(Dataset listings of figures)
= = = = =

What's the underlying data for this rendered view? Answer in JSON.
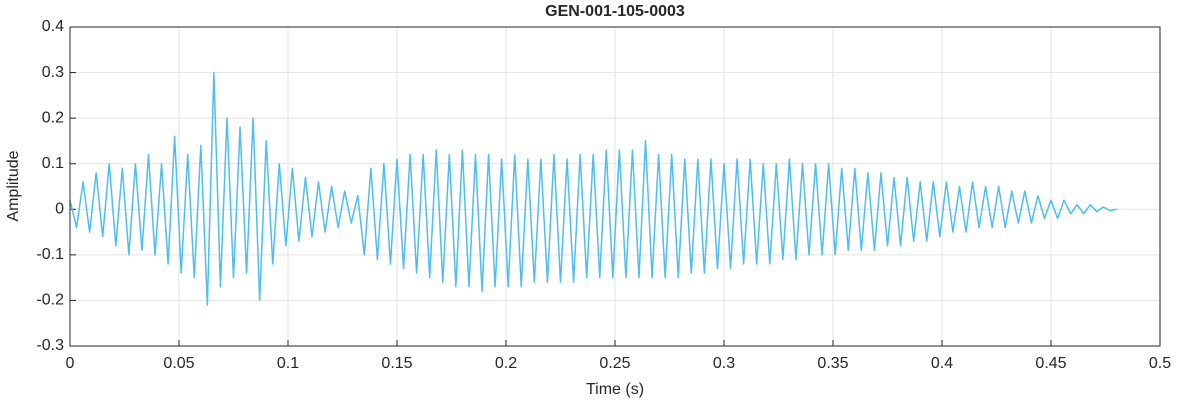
{
  "chart_data": {
    "type": "line",
    "title": "GEN-001-105-0003",
    "xlabel": "Time (s)",
    "ylabel": "Amplitude",
    "x": [
      0,
      0.003,
      0.006,
      0.009,
      0.012,
      0.015,
      0.018,
      0.021,
      0.024,
      0.027,
      0.03,
      0.033,
      0.036,
      0.039,
      0.042,
      0.045,
      0.048,
      0.051,
      0.054,
      0.057,
      0.06,
      0.063,
      0.066,
      0.069,
      0.072,
      0.075,
      0.078,
      0.081,
      0.084,
      0.087,
      0.09,
      0.093,
      0.096,
      0.099,
      0.102,
      0.105,
      0.108,
      0.111,
      0.114,
      0.117,
      0.12,
      0.123,
      0.126,
      0.129,
      0.132,
      0.135,
      0.138,
      0.141,
      0.144,
      0.147,
      0.15,
      0.153,
      0.156,
      0.159,
      0.162,
      0.165,
      0.168,
      0.171,
      0.174,
      0.177,
      0.18,
      0.183,
      0.186,
      0.189,
      0.192,
      0.195,
      0.198,
      0.201,
      0.204,
      0.207,
      0.21,
      0.213,
      0.216,
      0.219,
      0.222,
      0.225,
      0.228,
      0.231,
      0.234,
      0.237,
      0.24,
      0.243,
      0.246,
      0.249,
      0.252,
      0.255,
      0.258,
      0.261,
      0.264,
      0.267,
      0.27,
      0.273,
      0.276,
      0.279,
      0.282,
      0.285,
      0.288,
      0.291,
      0.294,
      0.297,
      0.3,
      0.303,
      0.306,
      0.309,
      0.312,
      0.315,
      0.318,
      0.321,
      0.324,
      0.327,
      0.33,
      0.333,
      0.336,
      0.339,
      0.342,
      0.345,
      0.348,
      0.351,
      0.354,
      0.357,
      0.36,
      0.363,
      0.366,
      0.369,
      0.372,
      0.375,
      0.378,
      0.381,
      0.384,
      0.387,
      0.39,
      0.393,
      0.396,
      0.399,
      0.402,
      0.405,
      0.408,
      0.411,
      0.414,
      0.417,
      0.42,
      0.423,
      0.426,
      0.429,
      0.432,
      0.435,
      0.438,
      0.441,
      0.444,
      0.447,
      0.45,
      0.453,
      0.456,
      0.459,
      0.462,
      0.465,
      0.468,
      0.471,
      0.474,
      0.477,
      0.48
    ],
    "series": [
      {
        "color": "#4dbeee",
        "values": [
          0.02,
          -0.04,
          0.06,
          -0.05,
          0.08,
          -0.06,
          0.1,
          -0.08,
          0.09,
          -0.1,
          0.1,
          -0.09,
          0.12,
          -0.1,
          0.1,
          -0.12,
          0.16,
          -0.14,
          0.12,
          -0.15,
          0.14,
          -0.21,
          0.3,
          -0.17,
          0.2,
          -0.15,
          0.18,
          -0.14,
          0.2,
          -0.2,
          0.15,
          -0.12,
          0.1,
          -0.08,
          0.09,
          -0.07,
          0.07,
          -0.06,
          0.06,
          -0.05,
          0.05,
          -0.04,
          0.04,
          -0.03,
          0.03,
          -0.1,
          0.09,
          -0.11,
          0.1,
          -0.12,
          0.11,
          -0.13,
          0.12,
          -0.14,
          0.12,
          -0.15,
          0.13,
          -0.16,
          0.12,
          -0.17,
          0.13,
          -0.17,
          0.12,
          -0.18,
          0.12,
          -0.17,
          0.11,
          -0.17,
          0.12,
          -0.17,
          0.11,
          -0.16,
          0.11,
          -0.16,
          0.12,
          -0.16,
          0.11,
          -0.16,
          0.12,
          -0.15,
          0.12,
          -0.15,
          0.13,
          -0.15,
          0.13,
          -0.15,
          0.13,
          -0.15,
          0.15,
          -0.15,
          0.12,
          -0.15,
          0.12,
          -0.15,
          0.11,
          -0.14,
          0.11,
          -0.14,
          0.11,
          -0.13,
          0.1,
          -0.13,
          0.11,
          -0.12,
          0.11,
          -0.12,
          0.1,
          -0.12,
          0.1,
          -0.11,
          0.11,
          -0.11,
          0.1,
          -0.1,
          0.1,
          -0.1,
          0.1,
          -0.1,
          0.09,
          -0.09,
          0.09,
          -0.09,
          0.08,
          -0.09,
          0.08,
          -0.08,
          0.07,
          -0.08,
          0.07,
          -0.07,
          0.06,
          -0.07,
          0.06,
          -0.06,
          0.06,
          -0.05,
          0.05,
          -0.05,
          0.06,
          -0.04,
          0.05,
          -0.04,
          0.05,
          -0.04,
          0.04,
          -0.03,
          0.04,
          -0.03,
          0.03,
          -0.02,
          0.02,
          -0.02,
          0.02,
          -0.01,
          0.01,
          -0.01,
          0.01,
          -0.005,
          0.005,
          -0.003,
          0
        ]
      }
    ],
    "xlim": [
      0,
      0.5
    ],
    "xticks": [
      0,
      0.05,
      0.1,
      0.15,
      0.2,
      0.25,
      0.3,
      0.35,
      0.4,
      0.45,
      0.5
    ],
    "ylim": [
      -0.3,
      0.4
    ],
    "yticks": [
      -0.3,
      -0.2,
      -0.1,
      0,
      0.1,
      0.2,
      0.3,
      0.4
    ],
    "grid": true
  }
}
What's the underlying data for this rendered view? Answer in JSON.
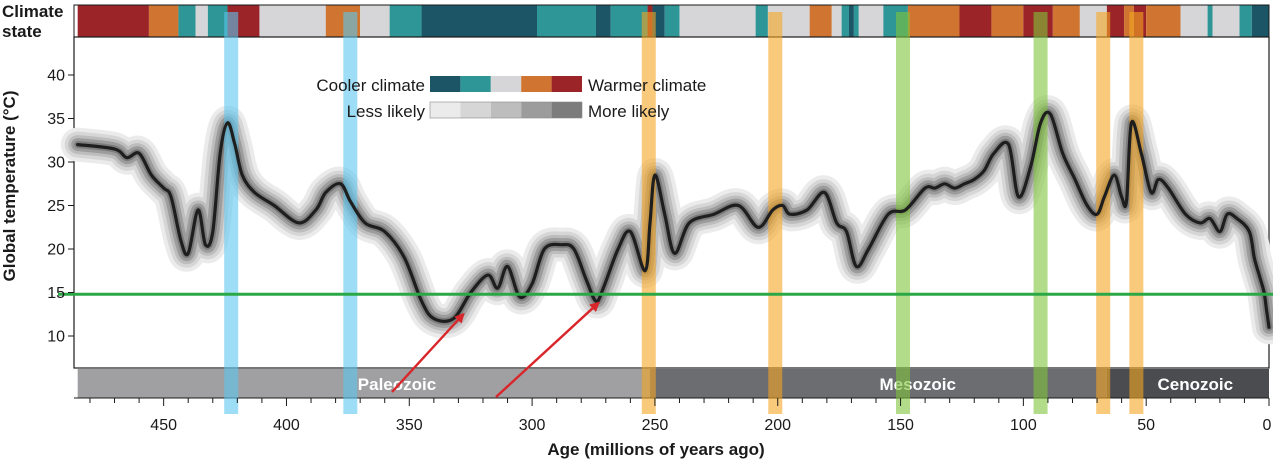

= = = = =

Exercise description
Quote the full listing above word for word; exclude every picture from the copy.

Exercise answer
What's the underlying data for this rendered view? Answer in JSON.
{
  "chart_data": {
    "type": "line",
    "title": "GEN-001-105-0003",
    "xlabel": "Time (s)",
    "ylabel": "Amplitude",
    "x": [
      0,
      0.003,
      0.006,
      0.009,
      0.012,
      0.015,
      0.018,
      0.021,
      0.024,
      0.027,
      0.03,
      0.033,
      0.036,
      0.039,
      0.042,
      0.045,
      0.048,
      0.051,
      0.054,
      0.057,
      0.06,
      0.063,
      0.066,
      0.069,
      0.072,
      0.075,
      0.078,
      0.081,
      0.084,
      0.087,
      0.09,
      0.093,
      0.096,
      0.099,
      0.102,
      0.105,
      0.108,
      0.111,
      0.114,
      0.117,
      0.12,
      0.123,
      0.126,
      0.129,
      0.132,
      0.135,
      0.138,
      0.141,
      0.144,
      0.147,
      0.15,
      0.153,
      0.156,
      0.159,
      0.162,
      0.165,
      0.168,
      0.171,
      0.174,
      0.177,
      0.18,
      0.183,
      0.186,
      0.189,
      0.192,
      0.195,
      0.198,
      0.201,
      0.204,
      0.207,
      0.21,
      0.213,
      0.216,
      0.219,
      0.222,
      0.225,
      0.228,
      0.231,
      0.234,
      0.237,
      0.24,
      0.243,
      0.246,
      0.249,
      0.252,
      0.255,
      0.258,
      0.261,
      0.264,
      0.267,
      0.27,
      0.273,
      0.276,
      0.279,
      0.282,
      0.285,
      0.288,
      0.291,
      0.294,
      0.297,
      0.3,
      0.303,
      0.306,
      0.309,
      0.312,
      0.315,
      0.318,
      0.321,
      0.324,
      0.327,
      0.33,
      0.333,
      0.336,
      0.339,
      0.342,
      0.345,
      0.348,
      0.351,
      0.354,
      0.357,
      0.36,
      0.363,
      0.366,
      0.369,
      0.372,
      0.375,
      0.378,
      0.381,
      0.384,
      0.387,
      0.39,
      0.393,
      0.396,
      0.399,
      0.402,
      0.405,
      0.408,
      0.411,
      0.414,
      0.417,
      0.42,
      0.423,
      0.426,
      0.429,
      0.432,
      0.435,
      0.438,
      0.441,
      0.444,
      0.447,
      0.45,
      0.453,
      0.456,
      0.459,
      0.462,
      0.465,
      0.468,
      0.471,
      0.474,
      0.477,
      0.48
    ],
    "series": [
      {
        "color": "#4dbeee",
        "values": [
          0.02,
          -0.04,
          0.06,
          -0.05,
          0.08,
          -0.06,
          0.1,
          -0.08,
          0.09,
          -0.1,
          0.1,
          -0.09,
          0.12,
          -0.1,
          0.1,
          -0.12,
          0.16,
          -0.14,
          0.12,
          -0.15,
          0.14,
          -0.21,
          0.3,
          -0.17,
          0.2,
          -0.15,
          0.18,
          -0.14,
          0.2,
          -0.2,
          0.15,
          -0.12,
          0.1,
          -0.08,
          0.09,
          -0.07,
          0.07,
          -0.06,
          0.06,
          -0.05,
          0.05,
          -0.04,
          0.04,
          -0.03,
          0.03,
          -0.1,
          0.09,
          -0.11,
          0.1,
          -0.12,
          0.11,
          -0.13,
          0.12,
          -0.14,
          0.12,
          -0.15,
          0.13,
          -0.16,
          0.12,
          -0.17,
          0.13,
          -0.17,
          0.12,
          -0.18,
          0.12,
          -0.17,
          0.11,
          -0.17,
          0.12,
          -0.17,
          0.11,
          -0.16,
          0.11,
          -0.16,
          0.12,
          -0.16,
          0.11,
          -0.16,
          0.12,
          -0.15,
          0.12,
          -0.15,
          0.13,
          -0.15,
          0.13,
          -0.15,
          0.13,
          -0.15,
          0.15,
          -0.15,
          0.12,
          -0.15,
          0.12,
          -0.15,
          0.11,
          -0.14,
          0.11,
          -0.14,
          0.11,
          -0.13,
          0.1,
          -0.13,
          0.11,
          -0.12,
          0.11,
          -0.12,
          0.1,
          -0.12,
          0.1,
          -0.11,
          0.11,
          -0.11,
          0.1,
          -0.1,
          0.1,
          -0.1,
          0.1,
          -0.1,
          0.09,
          -0.09,
          0.09,
          -0.09,
          0.08,
          -0.09,
          0.08,
          -0.08,
          0.07,
          -0.08,
          0.07,
          -0.07,
          0.06,
          -0.07,
          0.06,
          -0.06,
          0.06,
          -0.05,
          0.05,
          -0.05,
          0.06,
          -0.04,
          0.05,
          -0.04,
          0.05,
          -0.04,
          0.04,
          -0.03,
          0.04,
          -0.03,
          0.03,
          -0.02,
          0.02,
          -0.02,
          0.02,
          -0.01,
          0.01,
          -0.01,
          0.01,
          -0.005,
          0.005,
          -0.003,
          0
        ]
      }
    ],
    "xlim": [
      0,
      0.5
    ],
    "xticks": [
      0,
      0.05,
      0.1,
      0.15,
      0.2,
      0.25,
      0.3,
      0.35,
      0.4,
      0.45,
      0.5
    ],
    "ylim": [
      -0.3,
      0.4
    ],
    "yticks": [
      -0.3,
      -0.2,
      -0.1,
      0,
      0.1,
      0.2,
      0.3,
      0.4
    ],
    "grid": true
  }
}
What's the underlying data for this rendered view? Answer in JSON.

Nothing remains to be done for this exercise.